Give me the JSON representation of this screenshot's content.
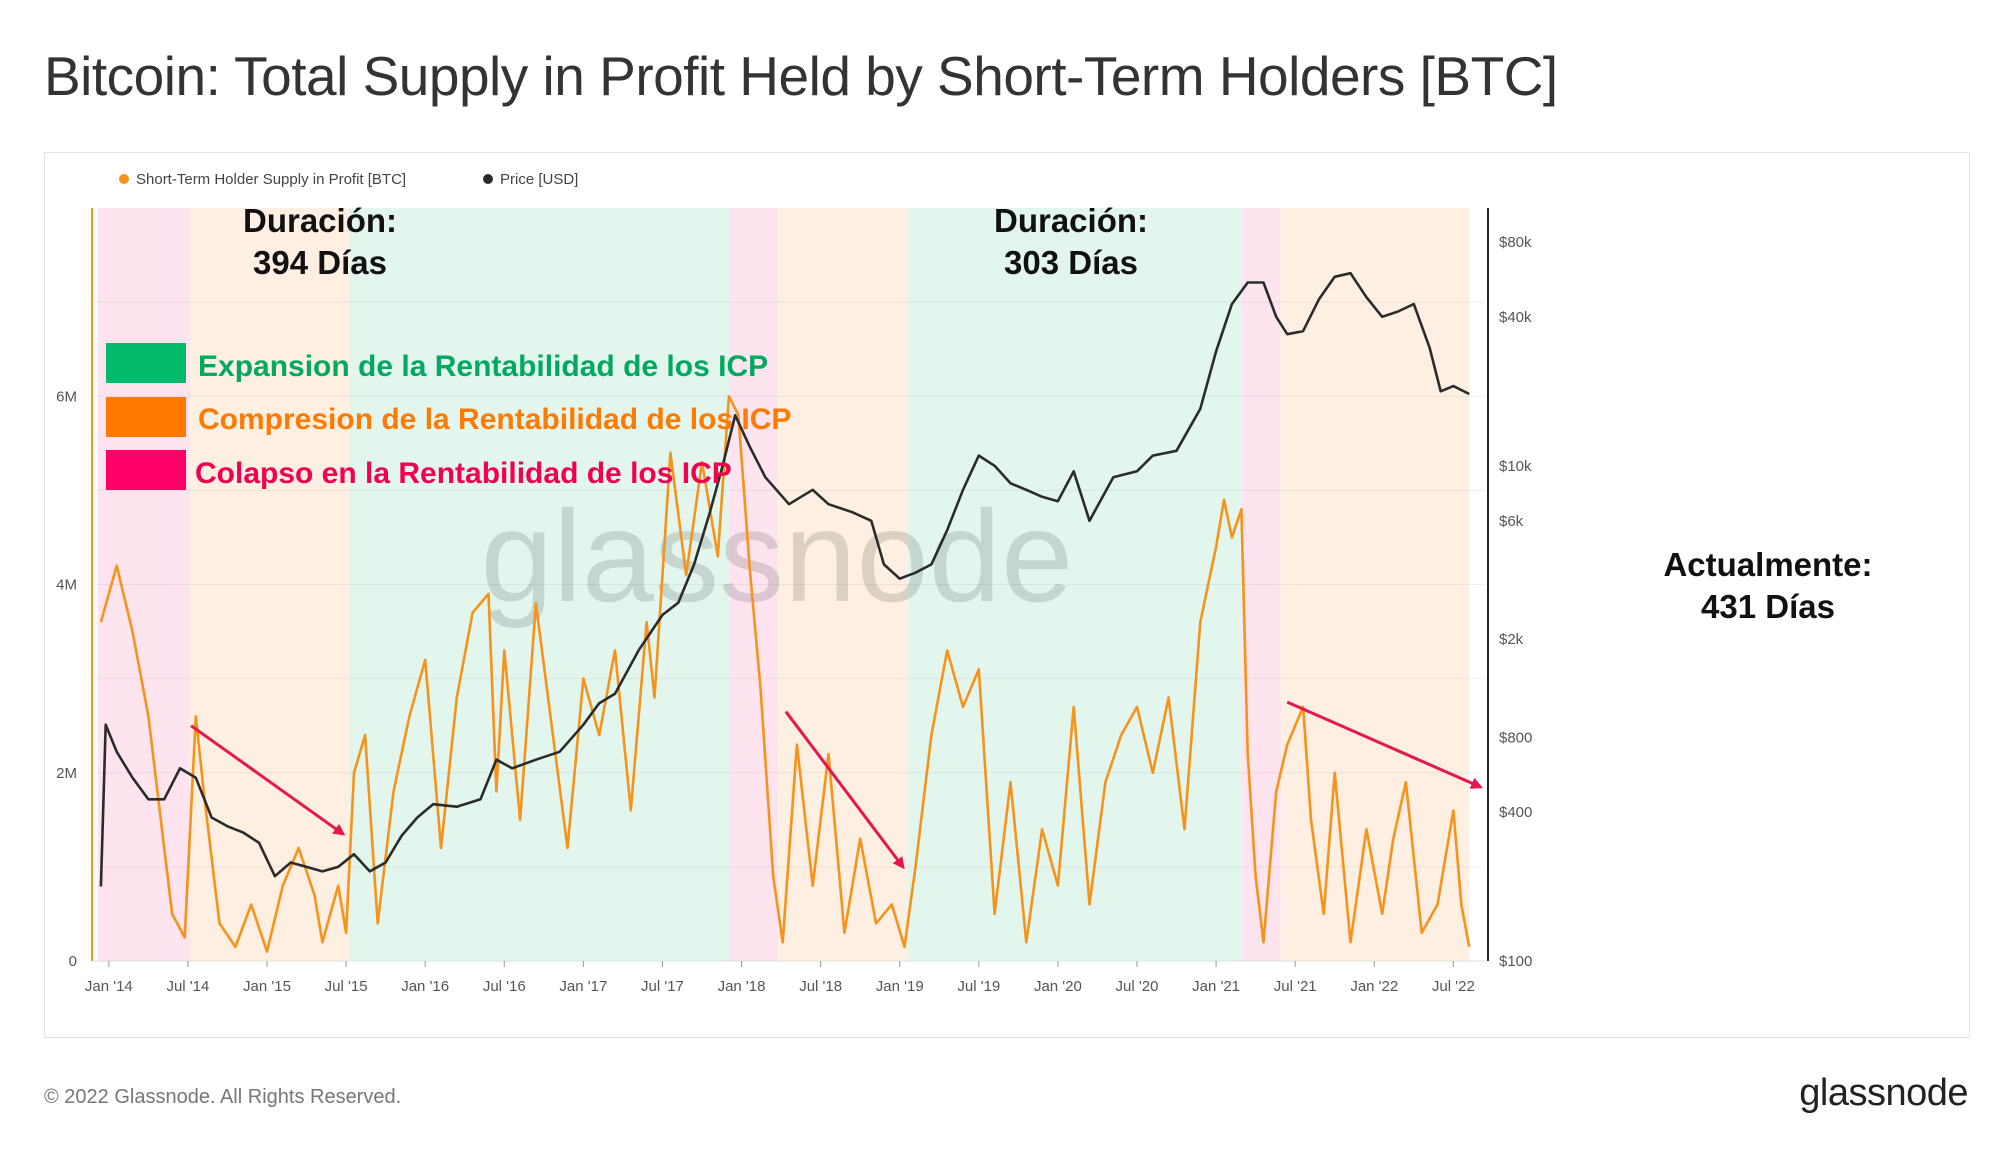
{
  "title": "Bitcoin: Total Supply in Profit Held by Short-Term Holders [BTC]",
  "footer": "© 2022 Glassnode. All Rights Reserved.",
  "brand": "glassnode",
  "watermark": "glassnode",
  "colors": {
    "supply": "#f7931a",
    "price": "#2b2b2b",
    "expansion": "#00b96b",
    "compression": "#ff7a00",
    "collapse": "#ff0066",
    "arrow": "#e8164f"
  },
  "legend_boxes": [
    {
      "label": "Expansion de la Rentabilidad de los ICP",
      "color": "#00b96b"
    },
    {
      "label": "Compresion de la Rentabilidad de los ICP",
      "color": "#ff7a00"
    },
    {
      "label": "Colapso en la Rentabilidad de los ICP",
      "color": "#ff0066"
    }
  ],
  "annotations": {
    "a1_line1": "Duración:",
    "a1_line2": "394 Días",
    "a2_line1": "Duración:",
    "a2_line2": "303 Días",
    "a3_line1": "Actualmente:",
    "a3_line2": "431 Días"
  },
  "chart_data": {
    "type": "line",
    "title": "Bitcoin: Total Supply in Profit Held by Short-Term Holders [BTC]",
    "legend": [
      "Short-Term Holder Supply in Profit [BTC]",
      "Price [USD]"
    ],
    "x_ticks": [
      "Jan '14",
      "Jul '14",
      "Jan '15",
      "Jul '15",
      "Jan '16",
      "Jul '16",
      "Jan '17",
      "Jul '17",
      "Jan '18",
      "Jul '18",
      "Jan '19",
      "Jul '19",
      "Jan '20",
      "Jul '20",
      "Jan '21",
      "Jul '21",
      "Jan '22",
      "Jul '22"
    ],
    "x_range": [
      2013.9,
      2022.7
    ],
    "y_left": {
      "label": "Short-Term Holder Supply in Profit [BTC]",
      "ticks": [
        "0",
        "2M",
        "4M",
        "6M"
      ],
      "tick_values": [
        0,
        2000000,
        4000000,
        6000000
      ],
      "range": [
        0,
        8000000
      ]
    },
    "y_right": {
      "label": "Price [USD]",
      "scale": "log",
      "ticks": [
        "$100",
        "$400",
        "$800",
        "$2k",
        "$6k",
        "$10k",
        "$40k",
        "$80k"
      ],
      "tick_values": [
        100,
        400,
        800,
        2000,
        6000,
        10000,
        40000,
        80000
      ]
    },
    "regimes": [
      {
        "type": "collapse",
        "start": 2013.93,
        "end": 2014.51
      },
      {
        "type": "compression",
        "start": 2014.51,
        "end": 2015.52
      },
      {
        "type": "expansion",
        "start": 2015.52,
        "end": 2017.92
      },
      {
        "type": "collapse",
        "start": 2017.92,
        "end": 2018.23
      },
      {
        "type": "compression",
        "start": 2018.23,
        "end": 2019.05
      },
      {
        "type": "expansion",
        "start": 2019.05,
        "end": 2021.16
      },
      {
        "type": "collapse",
        "start": 2021.16,
        "end": 2021.41
      },
      {
        "type": "compression",
        "start": 2021.41,
        "end": 2022.6
      }
    ],
    "series": [
      {
        "name": "Short-Term Holder Supply in Profit [BTC]",
        "axis": "left",
        "x": [
          2013.95,
          2014.05,
          2014.15,
          2014.25,
          2014.35,
          2014.4,
          2014.48,
          2014.55,
          2014.6,
          2014.7,
          2014.8,
          2014.9,
          2015.0,
          2015.1,
          2015.2,
          2015.3,
          2015.35,
          2015.45,
          2015.5,
          2015.55,
          2015.62,
          2015.7,
          2015.8,
          2015.9,
          2016.0,
          2016.1,
          2016.2,
          2016.3,
          2016.4,
          2016.45,
          2016.5,
          2016.6,
          2016.7,
          2016.8,
          2016.9,
          2017.0,
          2017.1,
          2017.2,
          2017.3,
          2017.4,
          2017.45,
          2017.55,
          2017.65,
          2017.75,
          2017.85,
          2017.92,
          2017.98,
          2018.05,
          2018.12,
          2018.2,
          2018.26,
          2018.35,
          2018.45,
          2018.55,
          2018.65,
          2018.75,
          2018.85,
          2018.95,
          2019.03,
          2019.1,
          2019.2,
          2019.3,
          2019.4,
          2019.5,
          2019.6,
          2019.7,
          2019.8,
          2019.9,
          2020.0,
          2020.1,
          2020.2,
          2020.3,
          2020.4,
          2020.5,
          2020.6,
          2020.7,
          2020.8,
          2020.9,
          2021.0,
          2021.05,
          2021.1,
          2021.16,
          2021.2,
          2021.25,
          2021.3,
          2021.38,
          2021.45,
          2021.55,
          2021.6,
          2021.68,
          2021.75,
          2021.85,
          2021.95,
          2022.05,
          2022.12,
          2022.2,
          2022.3,
          2022.4,
          2022.5,
          2022.55,
          2022.6
        ],
        "y": [
          3600000,
          4200000,
          3500000,
          2600000,
          1200000,
          500000,
          250000,
          2600000,
          1800000,
          400000,
          150000,
          600000,
          100000,
          800000,
          1200000,
          700000,
          200000,
          800000,
          300000,
          2000000,
          2400000,
          400000,
          1800000,
          2600000,
          3200000,
          1200000,
          2800000,
          3700000,
          3900000,
          1800000,
          3300000,
          1500000,
          3800000,
          2500000,
          1200000,
          3000000,
          2400000,
          3300000,
          1600000,
          3600000,
          2800000,
          5400000,
          4100000,
          5300000,
          4300000,
          6000000,
          5800000,
          4200000,
          2900000,
          900000,
          200000,
          2300000,
          800000,
          2200000,
          300000,
          1300000,
          400000,
          600000,
          150000,
          1000000,
          2400000,
          3300000,
          2700000,
          3100000,
          500000,
          1900000,
          200000,
          1400000,
          800000,
          2700000,
          600000,
          1900000,
          2400000,
          2700000,
          2000000,
          2800000,
          1400000,
          3600000,
          4400000,
          4900000,
          4500000,
          4800000,
          2200000,
          900000,
          200000,
          1800000,
          2300000,
          2700000,
          1500000,
          500000,
          2000000,
          200000,
          1400000,
          500000,
          1300000,
          1900000,
          300000,
          600000,
          1600000,
          600000,
          150000
        ]
      },
      {
        "name": "Price [USD]",
        "axis": "right",
        "x": [
          2013.95,
          2013.98,
          2014.05,
          2014.15,
          2014.25,
          2014.35,
          2014.45,
          2014.55,
          2014.65,
          2014.75,
          2014.85,
          2014.95,
          2015.05,
          2015.15,
          2015.25,
          2015.35,
          2015.45,
          2015.55,
          2015.65,
          2015.75,
          2015.85,
          2015.95,
          2016.05,
          2016.2,
          2016.35,
          2016.45,
          2016.55,
          2016.7,
          2016.85,
          2017.0,
          2017.1,
          2017.2,
          2017.35,
          2017.5,
          2017.6,
          2017.7,
          2017.8,
          2017.88,
          2017.96,
          2018.05,
          2018.15,
          2018.3,
          2018.45,
          2018.55,
          2018.7,
          2018.82,
          2018.9,
          2019.0,
          2019.1,
          2019.2,
          2019.3,
          2019.4,
          2019.5,
          2019.6,
          2019.7,
          2019.8,
          2019.9,
          2020.0,
          2020.1,
          2020.2,
          2020.35,
          2020.5,
          2020.6,
          2020.75,
          2020.9,
          2021.0,
          2021.1,
          2021.2,
          2021.3,
          2021.38,
          2021.45,
          2021.55,
          2021.65,
          2021.75,
          2021.85,
          2021.95,
          2022.05,
          2022.15,
          2022.25,
          2022.35,
          2022.42,
          2022.5,
          2022.6
        ],
        "y": [
          200,
          900,
          700,
          550,
          450,
          450,
          600,
          550,
          380,
          350,
          330,
          300,
          220,
          250,
          240,
          230,
          240,
          270,
          230,
          250,
          320,
          380,
          430,
          420,
          450,
          650,
          600,
          650,
          700,
          900,
          1100,
          1200,
          1800,
          2500,
          2800,
          4000,
          6500,
          10000,
          16000,
          12000,
          9000,
          7000,
          8000,
          7000,
          6500,
          6000,
          4000,
          3500,
          3700,
          4000,
          5500,
          8000,
          11000,
          10000,
          8500,
          8000,
          7500,
          7200,
          9500,
          6000,
          9000,
          9500,
          11000,
          11500,
          17000,
          29000,
          45000,
          55000,
          55000,
          40000,
          34000,
          35000,
          47000,
          58000,
          60000,
          48000,
          40000,
          42000,
          45000,
          30000,
          20000,
          21000,
          19500
        ]
      }
    ]
  }
}
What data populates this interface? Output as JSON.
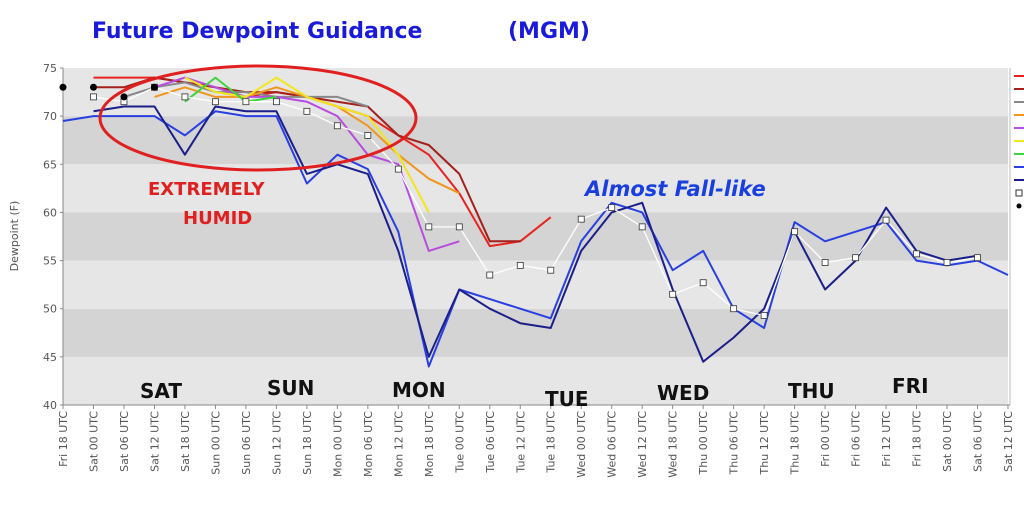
____
TASK DESCRIPTION
From the listing above, collect every line that mentions the word "Rentabilidad".

RESULT FOR THIS EXERCISE
      "label": "Expansion de la Rentabilidad de los ICP",
      "label": "Compresion de la Rentabilidad de los ICP",
      "label": "Colapso en la Rentabilidad de los ICP",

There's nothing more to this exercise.